» **Your goal**:
State how many lines of the listing below include the word "体育与健康学院社会体育指导与管理专业". Give only the number.

*** Supplied material

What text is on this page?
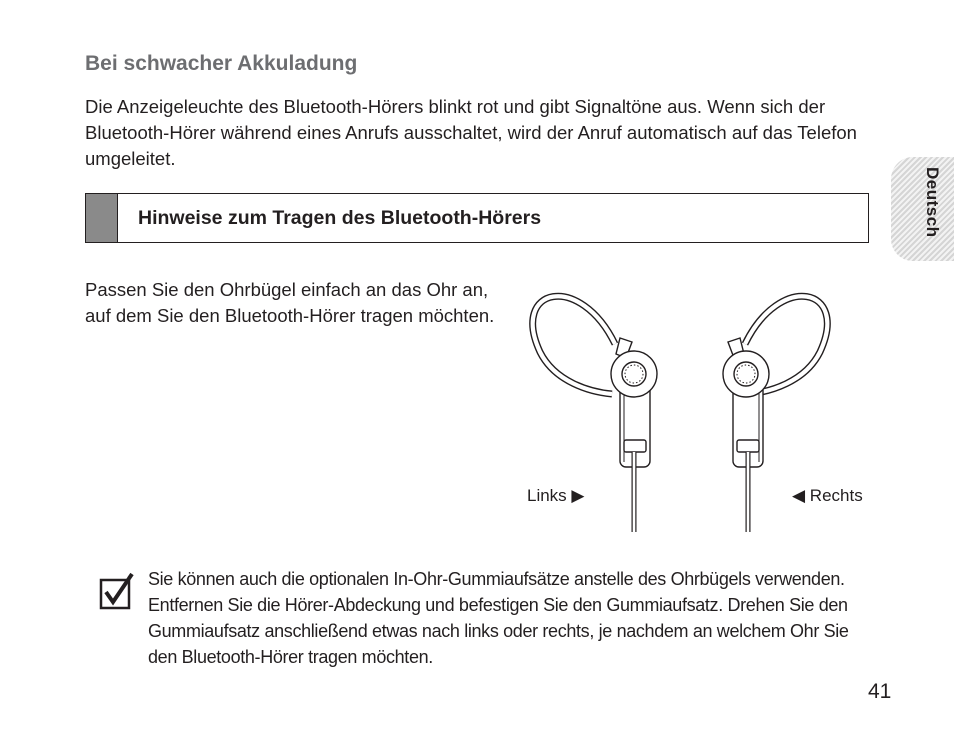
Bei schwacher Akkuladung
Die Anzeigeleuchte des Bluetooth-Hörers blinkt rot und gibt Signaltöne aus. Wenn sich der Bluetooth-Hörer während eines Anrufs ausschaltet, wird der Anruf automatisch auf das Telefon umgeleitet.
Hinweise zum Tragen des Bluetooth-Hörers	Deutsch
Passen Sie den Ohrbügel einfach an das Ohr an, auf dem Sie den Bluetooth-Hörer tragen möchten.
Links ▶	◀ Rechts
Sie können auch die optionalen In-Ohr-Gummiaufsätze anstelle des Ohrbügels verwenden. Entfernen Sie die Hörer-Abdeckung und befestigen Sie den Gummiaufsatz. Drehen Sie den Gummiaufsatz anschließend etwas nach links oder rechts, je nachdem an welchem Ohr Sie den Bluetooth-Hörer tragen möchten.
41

******
*** Supplied material

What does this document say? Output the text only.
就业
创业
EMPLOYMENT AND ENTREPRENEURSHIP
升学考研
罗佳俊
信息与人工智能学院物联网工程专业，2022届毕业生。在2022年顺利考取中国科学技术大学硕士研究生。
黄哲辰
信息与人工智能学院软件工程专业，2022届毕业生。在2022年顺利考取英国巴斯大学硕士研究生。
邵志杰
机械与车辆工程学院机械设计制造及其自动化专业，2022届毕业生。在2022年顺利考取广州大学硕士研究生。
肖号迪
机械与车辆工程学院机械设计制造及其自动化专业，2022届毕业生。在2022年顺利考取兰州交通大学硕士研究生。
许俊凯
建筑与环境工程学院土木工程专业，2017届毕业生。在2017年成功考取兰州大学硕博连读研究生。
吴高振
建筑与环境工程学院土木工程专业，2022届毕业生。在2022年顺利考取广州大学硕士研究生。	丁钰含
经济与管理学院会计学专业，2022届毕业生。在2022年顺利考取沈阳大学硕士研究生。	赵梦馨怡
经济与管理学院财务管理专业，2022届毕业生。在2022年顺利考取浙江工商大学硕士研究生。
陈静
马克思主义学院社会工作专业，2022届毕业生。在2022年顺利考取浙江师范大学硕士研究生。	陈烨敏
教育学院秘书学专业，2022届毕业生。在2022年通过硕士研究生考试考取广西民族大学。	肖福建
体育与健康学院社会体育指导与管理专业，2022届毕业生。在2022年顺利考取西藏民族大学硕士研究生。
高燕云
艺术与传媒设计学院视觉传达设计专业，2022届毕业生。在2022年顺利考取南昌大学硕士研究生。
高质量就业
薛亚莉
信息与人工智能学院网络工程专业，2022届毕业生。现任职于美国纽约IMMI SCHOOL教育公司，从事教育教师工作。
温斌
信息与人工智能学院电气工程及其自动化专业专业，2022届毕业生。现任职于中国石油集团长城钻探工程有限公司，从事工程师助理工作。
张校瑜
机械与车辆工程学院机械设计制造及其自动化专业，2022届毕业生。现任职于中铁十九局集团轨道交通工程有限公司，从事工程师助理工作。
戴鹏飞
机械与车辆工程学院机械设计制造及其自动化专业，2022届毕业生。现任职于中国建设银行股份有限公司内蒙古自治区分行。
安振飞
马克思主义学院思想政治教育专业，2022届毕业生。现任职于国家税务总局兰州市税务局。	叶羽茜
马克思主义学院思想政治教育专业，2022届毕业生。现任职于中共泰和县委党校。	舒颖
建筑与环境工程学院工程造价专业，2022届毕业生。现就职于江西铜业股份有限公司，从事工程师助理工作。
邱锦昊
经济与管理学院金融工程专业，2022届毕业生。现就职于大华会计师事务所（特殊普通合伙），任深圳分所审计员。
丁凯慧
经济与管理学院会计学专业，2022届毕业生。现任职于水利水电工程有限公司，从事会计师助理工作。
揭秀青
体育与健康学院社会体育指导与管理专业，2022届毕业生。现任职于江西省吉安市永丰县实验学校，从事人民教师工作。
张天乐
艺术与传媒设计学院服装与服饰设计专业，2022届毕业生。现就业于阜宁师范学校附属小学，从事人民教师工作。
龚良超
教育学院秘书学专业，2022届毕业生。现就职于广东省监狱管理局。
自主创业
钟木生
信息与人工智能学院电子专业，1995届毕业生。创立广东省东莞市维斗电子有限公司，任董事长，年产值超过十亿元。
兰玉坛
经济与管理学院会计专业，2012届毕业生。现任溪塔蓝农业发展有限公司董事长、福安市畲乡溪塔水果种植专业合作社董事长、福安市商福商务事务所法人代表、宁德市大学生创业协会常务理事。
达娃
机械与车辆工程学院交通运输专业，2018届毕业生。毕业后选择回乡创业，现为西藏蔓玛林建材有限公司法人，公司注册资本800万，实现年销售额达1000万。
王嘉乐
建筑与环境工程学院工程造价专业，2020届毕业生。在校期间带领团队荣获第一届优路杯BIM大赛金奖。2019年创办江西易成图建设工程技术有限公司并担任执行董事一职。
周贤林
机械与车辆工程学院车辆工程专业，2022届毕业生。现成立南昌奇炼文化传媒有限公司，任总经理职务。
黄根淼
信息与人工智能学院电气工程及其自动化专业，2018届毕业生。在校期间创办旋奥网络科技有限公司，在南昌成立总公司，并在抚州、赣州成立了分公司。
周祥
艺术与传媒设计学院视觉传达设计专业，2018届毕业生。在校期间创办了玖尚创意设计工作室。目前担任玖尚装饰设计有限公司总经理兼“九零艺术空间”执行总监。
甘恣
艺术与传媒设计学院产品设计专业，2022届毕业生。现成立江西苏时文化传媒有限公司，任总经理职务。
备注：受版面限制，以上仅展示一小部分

******

» **Solved exercise**:
2